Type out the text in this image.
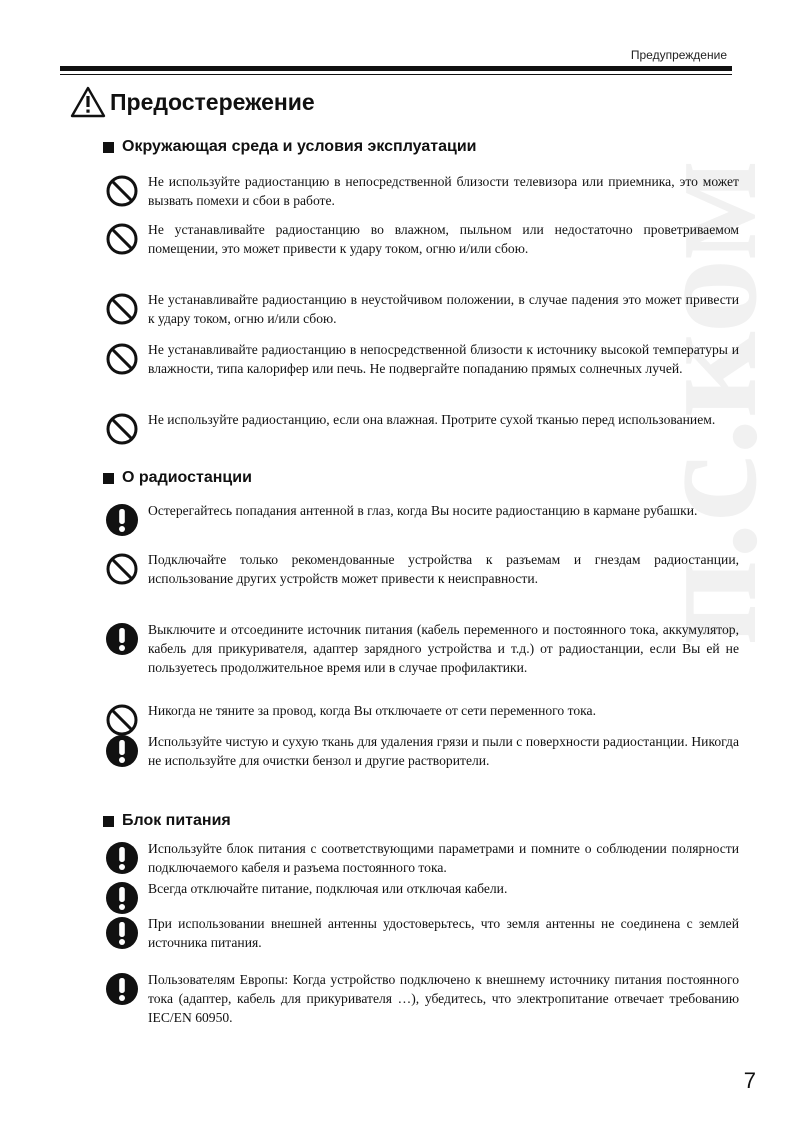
Предупреждение
п.с.ком
Предостережение
Окружающая среда и условия эксплуатации
Не используйте радиостанцию в непосредственной близости телевизора или приемника, это может вызвать помехи и сбои в работе.
Не устанавливайте радиостанцию во влажном, пыльном или недостаточно проветриваемом помещении, это может привести к удару током, огню и/или сбою.
Не устанавливайте радиостанцию в неустойчивом положении, в случае падения это может привести к удару током, огню и/или сбою.
Не устанавливайте радиостанцию в непосредственной близости к источнику высокой температуры и влажности, типа калорифер или печь. Не подвергайте попаданию прямых солнечных лучей.
Не используйте радиостанцию, если она влажная. Протрите сухой тканью перед использованием.
О радиостанции
Остерегайтесь попадания антенной в глаз, когда Вы носите радиостанцию в кармане рубашки.
Подключайте только рекомендованные устройства к разъемам и гнездам радиостанции, использование других устройств может привести к неисправности.
Выключите и отсоедините источник питания (кабель переменного и постоянного тока, аккумулятор, кабель для прикуривателя, адаптер зарядного устройства и т.д.) от радиостанции, если Вы ей не пользуетесь продолжительное время или в случае профилактики.
Никогда не тяните за провод, когда Вы отключаете от сети переменного тока.
Используйте чистую и сухую ткань для удаления грязи и пыли с поверхности радиостанции. Никогда не используйте для очистки бензол и другие растворители.
Блок питания
Используйте блок питания с соответствующими параметрами и помните о соблюдении полярности подключаемого кабеля и разъема постоянного тока.
Всегда отключайте питание, подключая или отключая кабели.
При использовании внешней антенны удостоверьтесь, что земля антенны не соединена с землей источника питания.
Пользователям Европы: Когда устройство подключено к внешнему источнику питания постоянного тока (адаптер, кабель для прикуривателя …), убедитесь, что электропитание отвечает требованию IEC/EN 60950.
7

━━━━━━

• Exercise: Scan the entries above for the word "постоянного" and collect each line holding it.

• Task solution:
Выключите и отсоедините источник питания (кабель переменного и постоянного тока, аккумулятор, кабель для прикуривателя, адаптер зарядного устройства и т.д.) от радиостанции, если Вы ей не пользуетесь продолжительное время или в случае профилактики.
Используйте блок питания с соответствующими параметрами и помните о соблюдении полярности подключаемого кабеля и разъема постоянного тока.
Пользователям Европы: Когда устройство подключено к внешнему источнику питания постоянного тока (адаптер, кабель для прикуривателя …), убедитесь, что электропитание отвечает требованию IEC/EN 60950.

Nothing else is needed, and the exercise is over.